== YOUR TASK ==
Leave out the images; return the rest of the data exactly.

== RAW RECORDS ==

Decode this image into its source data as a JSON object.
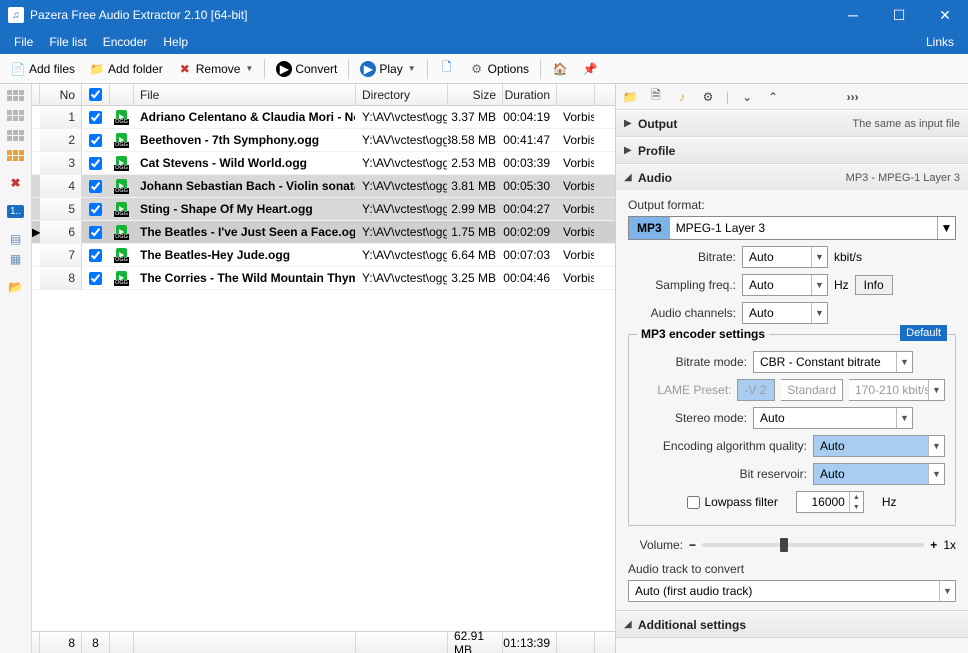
{
  "window": {
    "title": "Pazera Free Audio Extractor 2.10  [64-bit]"
  },
  "menubar": {
    "items": [
      "File",
      "File list",
      "Encoder",
      "Help"
    ],
    "right": "Links"
  },
  "toolbar": {
    "add_files": "Add files",
    "add_folder": "Add folder",
    "remove": "Remove",
    "convert": "Convert",
    "play": "Play",
    "options": "Options"
  },
  "columns": {
    "no": "No",
    "file": "File",
    "dir": "Directory",
    "size": "Size",
    "dur": "Duration",
    "fmt": ""
  },
  "rows": [
    {
      "no": 1,
      "file": "Adriano Celentano & Claudia Mori - No...",
      "dir": "Y:\\AV\\vctest\\ogg",
      "size": "3.37 MB",
      "dur": "00:04:19",
      "fmt": "Vorbis",
      "sel": false,
      "cur": false
    },
    {
      "no": 2,
      "file": "Beethoven - 7th Symphony.ogg",
      "dir": "Y:\\AV\\vctest\\ogg",
      "size": "38.58 MB",
      "dur": "00:41:47",
      "fmt": "Vorbis",
      "sel": false,
      "cur": false
    },
    {
      "no": 3,
      "file": "Cat Stevens - Wild World.ogg",
      "dir": "Y:\\AV\\vctest\\ogg",
      "size": "2.53 MB",
      "dur": "00:03:39",
      "fmt": "Vorbis",
      "sel": false,
      "cur": false
    },
    {
      "no": 4,
      "file": "Johann Sebastian Bach - Violin sonata ...",
      "dir": "Y:\\AV\\vctest\\ogg",
      "size": "3.81 MB",
      "dur": "00:05:30",
      "fmt": "Vorbis",
      "sel": true,
      "cur": false
    },
    {
      "no": 5,
      "file": "Sting - Shape Of My Heart.ogg",
      "dir": "Y:\\AV\\vctest\\ogg",
      "size": "2.99 MB",
      "dur": "00:04:27",
      "fmt": "Vorbis",
      "sel": true,
      "cur": false
    },
    {
      "no": 6,
      "file": "The Beatles - I've Just Seen a Face.ogg",
      "dir": "Y:\\AV\\vctest\\ogg",
      "size": "1.75 MB",
      "dur": "00:02:09",
      "fmt": "Vorbis",
      "sel": true,
      "cur": true
    },
    {
      "no": 7,
      "file": "The Beatles-Hey Jude.ogg",
      "dir": "Y:\\AV\\vctest\\ogg",
      "size": "6.64 MB",
      "dur": "00:07:03",
      "fmt": "Vorbis",
      "sel": false,
      "cur": false
    },
    {
      "no": 8,
      "file": "The Corries - The Wild Mountain Thyme...",
      "dir": "Y:\\AV\\vctest\\ogg",
      "size": "3.25 MB",
      "dur": "00:04:46",
      "fmt": "Vorbis",
      "sel": false,
      "cur": false
    }
  ],
  "status": {
    "count1": "8",
    "count2": "8",
    "total_size": "62.91 MB",
    "total_dur": "01:13:39"
  },
  "rp": {
    "output": {
      "title": "Output",
      "info": "The same as input file"
    },
    "profile": {
      "title": "Profile"
    },
    "audio": {
      "title": "Audio",
      "info": "MP3 - MPEG-1 Layer 3",
      "out_format_label": "Output format:",
      "out_format_tag": "MP3",
      "out_format_text": "MPEG-1 Layer 3",
      "bitrate_label": "Bitrate:",
      "bitrate_val": "Auto",
      "bitrate_unit": "kbit/s",
      "samp_label": "Sampling freq.:",
      "samp_val": "Auto",
      "samp_unit": "Hz",
      "info_btn": "Info",
      "chan_label": "Audio channels:",
      "chan_val": "Auto",
      "mp3_fieldset": "MP3 encoder settings",
      "default_btn": "Default",
      "brmode_label": "Bitrate mode:",
      "brmode_val": "CBR - Constant bitrate",
      "lame_label": "LAME Preset:",
      "lame_v": "-V 2",
      "lame_std": "Standard",
      "lame_range": "170-210 kbit/s",
      "stereo_label": "Stereo mode:",
      "stereo_val": "Auto",
      "encq_label": "Encoding algorithm quality:",
      "encq_val": "Auto",
      "bitres_label": "Bit reservoir:",
      "bitres_val": "Auto",
      "lowpass_label": "Lowpass filter",
      "lowpass_val": "16000",
      "lowpass_unit": "Hz",
      "volume_label": "Volume:",
      "volume_text": "1x",
      "track_label": "Audio track to convert",
      "track_val": "Auto (first audio track)"
    },
    "additional": {
      "title": "Additional settings"
    }
  }
}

===

== OUTPUT FOR THIS TASK ==
Decode this image into its source data as a JSON object.
{
  "window": {
    "title": "Pazera Free Audio Extractor 2.10  [64-bit]"
  },
  "menubar": {
    "items": [
      "File",
      "File list",
      "Encoder",
      "Help"
    ],
    "right": "Links"
  },
  "toolbar": {
    "add_files": "Add files",
    "add_folder": "Add folder",
    "remove": "Remove",
    "convert": "Convert",
    "play": "Play",
    "options": "Options"
  },
  "columns": {
    "no": "No",
    "file": "File",
    "dir": "Directory",
    "size": "Size",
    "dur": "Duration",
    "fmt": ""
  },
  "rows": [
    {
      "no": 1,
      "file": "Adriano Celentano & Claudia Mori - No...",
      "dir": "Y:\\AV\\vctest\\ogg",
      "size": "3.37 MB",
      "dur": "00:04:19",
      "fmt": "Vorbis",
      "sel": false,
      "cur": false
    },
    {
      "no": 2,
      "file": "Beethoven - 7th Symphony.ogg",
      "dir": "Y:\\AV\\vctest\\ogg",
      "size": "38.58 MB",
      "dur": "00:41:47",
      "fmt": "Vorbis",
      "sel": false,
      "cur": false
    },
    {
      "no": 3,
      "file": "Cat Stevens - Wild World.ogg",
      "dir": "Y:\\AV\\vctest\\ogg",
      "size": "2.53 MB",
      "dur": "00:03:39",
      "fmt": "Vorbis",
      "sel": false,
      "cur": false
    },
    {
      "no": 4,
      "file": "Johann Sebastian Bach - Violin sonata ...",
      "dir": "Y:\\AV\\vctest\\ogg",
      "size": "3.81 MB",
      "dur": "00:05:30",
      "fmt": "Vorbis",
      "sel": true,
      "cur": false
    },
    {
      "no": 5,
      "file": "Sting - Shape Of My Heart.ogg",
      "dir": "Y:\\AV\\vctest\\ogg",
      "size": "2.99 MB",
      "dur": "00:04:27",
      "fmt": "Vorbis",
      "sel": true,
      "cur": false
    },
    {
      "no": 6,
      "file": "The Beatles - I've Just Seen a Face.ogg",
      "dir": "Y:\\AV\\vctest\\ogg",
      "size": "1.75 MB",
      "dur": "00:02:09",
      "fmt": "Vorbis",
      "sel": true,
      "cur": true
    },
    {
      "no": 7,
      "file": "The Beatles-Hey Jude.ogg",
      "dir": "Y:\\AV\\vctest\\ogg",
      "size": "6.64 MB",
      "dur": "00:07:03",
      "fmt": "Vorbis",
      "sel": false,
      "cur": false
    },
    {
      "no": 8,
      "file": "The Corries - The Wild Mountain Thyme...",
      "dir": "Y:\\AV\\vctest\\ogg",
      "size": "3.25 MB",
      "dur": "00:04:46",
      "fmt": "Vorbis",
      "sel": false,
      "cur": false
    }
  ],
  "status": {
    "count1": "8",
    "count2": "8",
    "total_size": "62.91 MB",
    "total_dur": "01:13:39"
  },
  "rp": {
    "output": {
      "title": "Output",
      "info": "The same as input file"
    },
    "profile": {
      "title": "Profile"
    },
    "audio": {
      "title": "Audio",
      "info": "MP3 - MPEG-1 Layer 3",
      "out_format_label": "Output format:",
      "out_format_tag": "MP3",
      "out_format_text": "MPEG-1 Layer 3",
      "bitrate_label": "Bitrate:",
      "bitrate_val": "Auto",
      "bitrate_unit": "kbit/s",
      "samp_label": "Sampling freq.:",
      "samp_val": "Auto",
      "samp_unit": "Hz",
      "info_btn": "Info",
      "chan_label": "Audio channels:",
      "chan_val": "Auto",
      "mp3_fieldset": "MP3 encoder settings",
      "default_btn": "Default",
      "brmode_label": "Bitrate mode:",
      "brmode_val": "CBR - Constant bitrate",
      "lame_label": "LAME Preset:",
      "lame_v": "-V 2",
      "lame_std": "Standard",
      "lame_range": "170-210 kbit/s",
      "stereo_label": "Stereo mode:",
      "stereo_val": "Auto",
      "encq_label": "Encoding algorithm quality:",
      "encq_val": "Auto",
      "bitres_label": "Bit reservoir:",
      "bitres_val": "Auto",
      "lowpass_label": "Lowpass filter",
      "lowpass_val": "16000",
      "lowpass_unit": "Hz",
      "volume_label": "Volume:",
      "volume_text": "1x",
      "track_label": "Audio track to convert",
      "track_val": "Auto (first audio track)"
    },
    "additional": {
      "title": "Additional settings"
    }
  }
}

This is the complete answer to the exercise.